>> BEGIN Records for the exercise
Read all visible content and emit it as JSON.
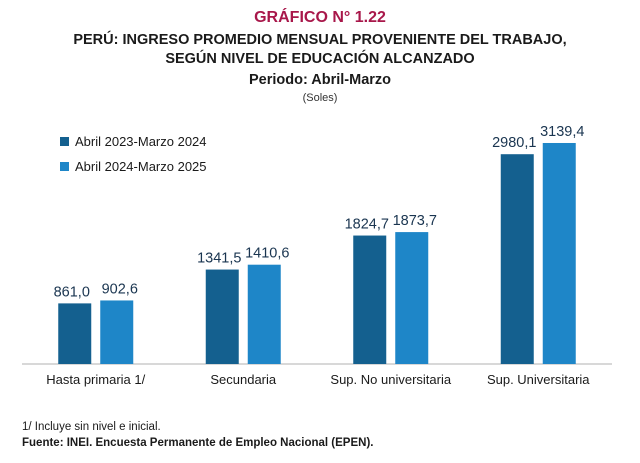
{
  "figure_label": "GRÁFICO N° 1.22",
  "title_lines": [
    "PERÚ: INGRESO PROMEDIO MENSUAL PROVENIENTE DEL TRABAJO,",
    "SEGÚN NIVEL DE EDUCACIÓN ALCANZADO"
  ],
  "period": "Periodo: Abril-Marzo",
  "units": "(Soles)",
  "chart_data": {
    "type": "bar",
    "categories": [
      "Hasta primaria 1/",
      "Secundaria",
      "Sup. No universitaria",
      "Sup. Universitaria"
    ],
    "series": [
      {
        "name": "Abril 2023-Marzo 2024",
        "color": "#14608f",
        "values": [
          861.0,
          1341.5,
          1824.7,
          2980.1
        ],
        "labels": [
          "861,0",
          "1341,5",
          "1824,7",
          "2980,1"
        ]
      },
      {
        "name": "Abril 2024-Marzo 2025",
        "color": "#1e86c8",
        "values": [
          902.6,
          1410.6,
          1873.7,
          3139.4
        ],
        "labels": [
          "902,6",
          "1410,6",
          "1873,7",
          "3139,4"
        ]
      }
    ],
    "ylim": [
      0,
      3300
    ],
    "legend_position": "top-left",
    "grid": false
  },
  "footnote": "1/ Incluye sin nivel e inicial.",
  "source": "Fuente: INEI. Encuesta Permanente de Empleo Nacional (EPEN)."
}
>> END Records for the exercise
Reproduce the entries above exactly. Do not include the images.

Read all visible content and emit it as JSON.
{
  "figure_label": "GRÁFICO N° 1.22",
  "title_lines": [
    "PERÚ: INGRESO PROMEDIO MENSUAL PROVENIENTE DEL TRABAJO,",
    "SEGÚN NIVEL DE EDUCACIÓN ALCANZADO"
  ],
  "period": "Periodo: Abril-Marzo",
  "units": "(Soles)",
  "chart_data": {
    "type": "bar",
    "categories": [
      "Hasta primaria 1/",
      "Secundaria",
      "Sup. No universitaria",
      "Sup. Universitaria"
    ],
    "series": [
      {
        "name": "Abril 2023-Marzo 2024",
        "color": "#14608f",
        "values": [
          861.0,
          1341.5,
          1824.7,
          2980.1
        ],
        "labels": [
          "861,0",
          "1341,5",
          "1824,7",
          "2980,1"
        ]
      },
      {
        "name": "Abril 2024-Marzo 2025",
        "color": "#1e86c8",
        "values": [
          902.6,
          1410.6,
          1873.7,
          3139.4
        ],
        "labels": [
          "902,6",
          "1410,6",
          "1873,7",
          "3139,4"
        ]
      }
    ],
    "ylim": [
      0,
      3300
    ],
    "legend_position": "top-left",
    "grid": false
  },
  "footnote": "1/ Incluye sin nivel e inicial.",
  "source": "Fuente: INEI. Encuesta Permanente de Empleo Nacional (EPEN)."
}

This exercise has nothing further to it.